Excerpt from a dataset

⟨

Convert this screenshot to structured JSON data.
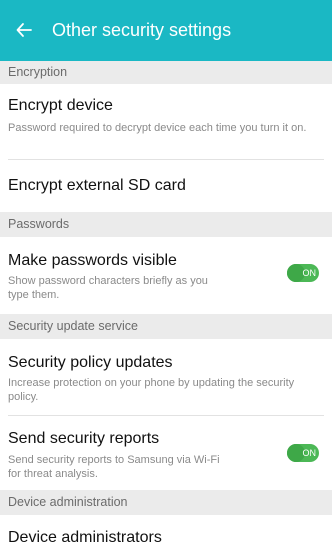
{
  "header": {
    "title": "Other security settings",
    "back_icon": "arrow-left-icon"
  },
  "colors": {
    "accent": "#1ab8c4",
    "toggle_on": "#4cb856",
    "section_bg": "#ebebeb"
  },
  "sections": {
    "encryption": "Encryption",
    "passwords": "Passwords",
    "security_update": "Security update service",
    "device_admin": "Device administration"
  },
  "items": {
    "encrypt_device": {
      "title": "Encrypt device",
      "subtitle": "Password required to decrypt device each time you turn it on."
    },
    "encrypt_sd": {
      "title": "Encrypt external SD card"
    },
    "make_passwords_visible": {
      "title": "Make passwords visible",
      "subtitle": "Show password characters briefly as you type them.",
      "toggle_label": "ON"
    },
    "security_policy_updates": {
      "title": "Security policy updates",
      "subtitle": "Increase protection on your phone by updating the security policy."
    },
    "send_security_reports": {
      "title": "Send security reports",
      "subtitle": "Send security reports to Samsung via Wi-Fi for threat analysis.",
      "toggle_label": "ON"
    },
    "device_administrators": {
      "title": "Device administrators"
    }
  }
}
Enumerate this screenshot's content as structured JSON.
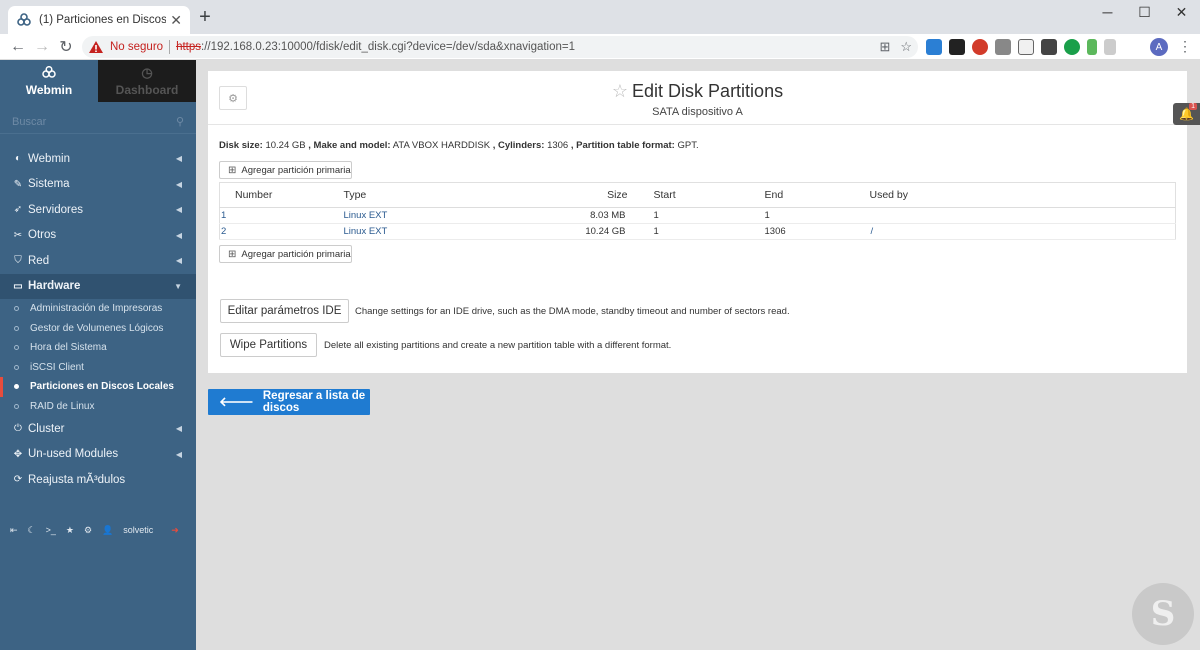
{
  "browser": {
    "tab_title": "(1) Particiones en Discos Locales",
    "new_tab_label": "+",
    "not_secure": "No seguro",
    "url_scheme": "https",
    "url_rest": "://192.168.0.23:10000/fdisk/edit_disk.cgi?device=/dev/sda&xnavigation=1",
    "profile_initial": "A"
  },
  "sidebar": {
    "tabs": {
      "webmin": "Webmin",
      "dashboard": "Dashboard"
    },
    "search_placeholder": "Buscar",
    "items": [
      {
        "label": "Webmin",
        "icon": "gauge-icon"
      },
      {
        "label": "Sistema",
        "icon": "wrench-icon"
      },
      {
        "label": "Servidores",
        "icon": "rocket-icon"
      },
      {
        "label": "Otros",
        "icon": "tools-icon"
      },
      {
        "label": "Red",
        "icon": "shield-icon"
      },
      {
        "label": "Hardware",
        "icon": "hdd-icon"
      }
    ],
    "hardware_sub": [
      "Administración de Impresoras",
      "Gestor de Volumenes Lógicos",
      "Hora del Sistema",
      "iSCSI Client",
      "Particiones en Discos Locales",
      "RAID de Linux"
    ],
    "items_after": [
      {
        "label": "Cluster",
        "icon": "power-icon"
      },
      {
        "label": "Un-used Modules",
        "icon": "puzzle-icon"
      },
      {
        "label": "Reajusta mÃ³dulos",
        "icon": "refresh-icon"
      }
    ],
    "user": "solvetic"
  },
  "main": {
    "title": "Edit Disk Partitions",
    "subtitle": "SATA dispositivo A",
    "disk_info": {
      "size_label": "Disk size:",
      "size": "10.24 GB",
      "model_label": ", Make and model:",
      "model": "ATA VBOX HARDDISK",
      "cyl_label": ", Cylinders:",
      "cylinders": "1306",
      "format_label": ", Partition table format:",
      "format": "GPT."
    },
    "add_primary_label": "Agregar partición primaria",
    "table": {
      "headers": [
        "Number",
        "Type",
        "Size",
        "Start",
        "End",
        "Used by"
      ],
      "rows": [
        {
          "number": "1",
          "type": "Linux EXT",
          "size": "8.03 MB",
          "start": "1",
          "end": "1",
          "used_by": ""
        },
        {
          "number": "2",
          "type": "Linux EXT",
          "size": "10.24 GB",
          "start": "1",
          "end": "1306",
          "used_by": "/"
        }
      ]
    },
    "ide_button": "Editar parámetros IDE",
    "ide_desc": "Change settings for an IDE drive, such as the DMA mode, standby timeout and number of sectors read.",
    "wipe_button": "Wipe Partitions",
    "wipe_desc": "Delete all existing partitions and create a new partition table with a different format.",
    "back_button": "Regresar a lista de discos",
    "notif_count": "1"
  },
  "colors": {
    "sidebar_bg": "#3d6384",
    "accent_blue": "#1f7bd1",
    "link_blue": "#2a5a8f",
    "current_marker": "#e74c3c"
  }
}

⟩

Omit the pictures and restate the rest of the records verbatim.

# RESPONSE FOR THIS EXERCISE
Convert this screenshot to structured JSON data.
{
  "header": {
    "title": "Other security settings",
    "back_icon": "arrow-left-icon"
  },
  "colors": {
    "accent": "#1ab8c4",
    "toggle_on": "#4cb856",
    "section_bg": "#ebebeb"
  },
  "sections": {
    "encryption": "Encryption",
    "passwords": "Passwords",
    "security_update": "Security update service",
    "device_admin": "Device administration"
  },
  "items": {
    "encrypt_device": {
      "title": "Encrypt device",
      "subtitle": "Password required to decrypt device each time you turn it on."
    },
    "encrypt_sd": {
      "title": "Encrypt external SD card"
    },
    "make_passwords_visible": {
      "title": "Make passwords visible",
      "subtitle": "Show password characters briefly as you type them.",
      "toggle_label": "ON"
    },
    "security_policy_updates": {
      "title": "Security policy updates",
      "subtitle": "Increase protection on your phone by updating the security policy."
    },
    "send_security_reports": {
      "title": "Send security reports",
      "subtitle": "Send security reports to Samsung via Wi-Fi for threat analysis.",
      "toggle_label": "ON"
    },
    "device_administrators": {
      "title": "Device administrators"
    }
  }
}
Enumerate this screenshot's content as structured JSON.
{
  "browser": {
    "tab_title": "(1) Particiones en Discos Locales",
    "new_tab_label": "+",
    "not_secure": "No seguro",
    "url_scheme": "https",
    "url_rest": "://192.168.0.23:10000/fdisk/edit_disk.cgi?device=/dev/sda&xnavigation=1",
    "profile_initial": "A"
  },
  "sidebar": {
    "tabs": {
      "webmin": "Webmin",
      "dashboard": "Dashboard"
    },
    "search_placeholder": "Buscar",
    "items": [
      {
        "label": "Webmin",
        "icon": "gauge-icon"
      },
      {
        "label": "Sistema",
        "icon": "wrench-icon"
      },
      {
        "label": "Servidores",
        "icon": "rocket-icon"
      },
      {
        "label": "Otros",
        "icon": "tools-icon"
      },
      {
        "label": "Red",
        "icon": "shield-icon"
      },
      {
        "label": "Hardware",
        "icon": "hdd-icon"
      }
    ],
    "hardware_sub": [
      "Administración de Impresoras",
      "Gestor de Volumenes Lógicos",
      "Hora del Sistema",
      "iSCSI Client",
      "Particiones en Discos Locales",
      "RAID de Linux"
    ],
    "items_after": [
      {
        "label": "Cluster",
        "icon": "power-icon"
      },
      {
        "label": "Un-used Modules",
        "icon": "puzzle-icon"
      },
      {
        "label": "Reajusta mÃ³dulos",
        "icon": "refresh-icon"
      }
    ],
    "user": "solvetic"
  },
  "main": {
    "title": "Edit Disk Partitions",
    "subtitle": "SATA dispositivo A",
    "disk_info": {
      "size_label": "Disk size:",
      "size": "10.24 GB",
      "model_label": ", Make and model:",
      "model": "ATA VBOX HARDDISK",
      "cyl_label": ", Cylinders:",
      "cylinders": "1306",
      "format_label": ", Partition table format:",
      "format": "GPT."
    },
    "add_primary_label": "Agregar partición primaria",
    "table": {
      "headers": [
        "Number",
        "Type",
        "Size",
        "Start",
        "End",
        "Used by"
      ],
      "rows": [
        {
          "number": "1",
          "type": "Linux EXT",
          "size": "8.03 MB",
          "start": "1",
          "end": "1",
          "used_by": ""
        },
        {
          "number": "2",
          "type": "Linux EXT",
          "size": "10.24 GB",
          "start": "1",
          "end": "1306",
          "used_by": "/"
        }
      ]
    },
    "ide_button": "Editar parámetros IDE",
    "ide_desc": "Change settings for an IDE drive, such as the DMA mode, standby timeout and number of sectors read.",
    "wipe_button": "Wipe Partitions",
    "wipe_desc": "Delete all existing partitions and create a new partition table with a different format.",
    "back_button": "Regresar a lista de discos",
    "notif_count": "1"
  },
  "colors": {
    "sidebar_bg": "#3d6384",
    "accent_blue": "#1f7bd1",
    "link_blue": "#2a5a8f",
    "current_marker": "#e74c3c"
  }
}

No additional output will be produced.